--- begin ---
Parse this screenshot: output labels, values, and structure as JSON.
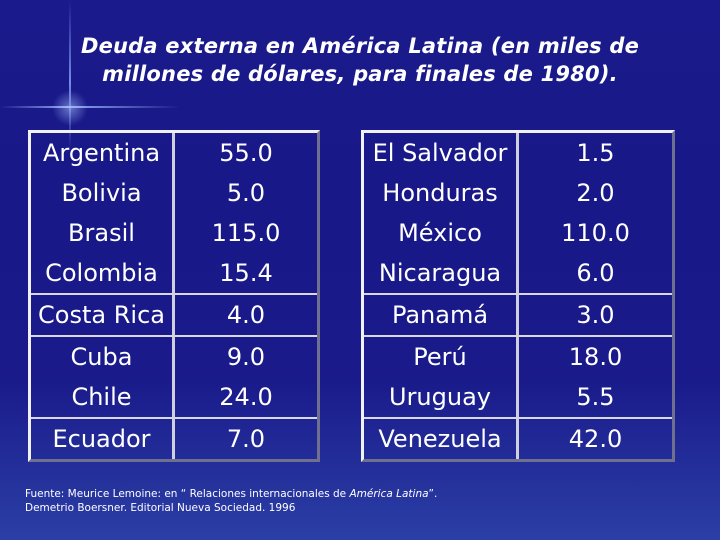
{
  "title": {
    "line1": "Deuda externa en  América Latina (en miles de",
    "line2": "millones de dólares, para finales de 1980)."
  },
  "table_left": [
    {
      "country": "Argentina",
      "value": "55.0"
    },
    {
      "country": "Bolivia",
      "value": "5.0"
    },
    {
      "country": "Brasil",
      "value": "115.0"
    },
    {
      "country": "Colombia",
      "value": "15.4"
    },
    {
      "country": "Costa Rica",
      "value": "4.0"
    },
    {
      "country": "Cuba",
      "value": "9.0"
    },
    {
      "country": "Chile",
      "value": "24.0"
    },
    {
      "country": "Ecuador",
      "value": "7.0"
    }
  ],
  "table_right": [
    {
      "country": "El Salvador",
      "value": "1.5"
    },
    {
      "country": "Honduras",
      "value": "2.0"
    },
    {
      "country": "México",
      "value": "110.0"
    },
    {
      "country": "Nicaragua",
      "value": "6.0"
    },
    {
      "country": "Panamá",
      "value": "3.0"
    },
    {
      "country": "Perú",
      "value": "18.0"
    },
    {
      "country": "Uruguay",
      "value": "5.5"
    },
    {
      "country": "Venezuela",
      "value": "42.0"
    }
  ],
  "source": {
    "prefix": "Fuente: Meurice Lemoine: en “ Relaciones internacionales de ",
    "book": "América Latina",
    "suffix": "”.",
    "line2": "Demetrio Boersner. Editorial Nueva Sociedad. 1996"
  }
}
--- end ---
Given request - Find each line with the string "América" and copy it out.

Solution -
    "line1": "Deuda externa en  América Latina (en miles de",
    "book": "América Latina",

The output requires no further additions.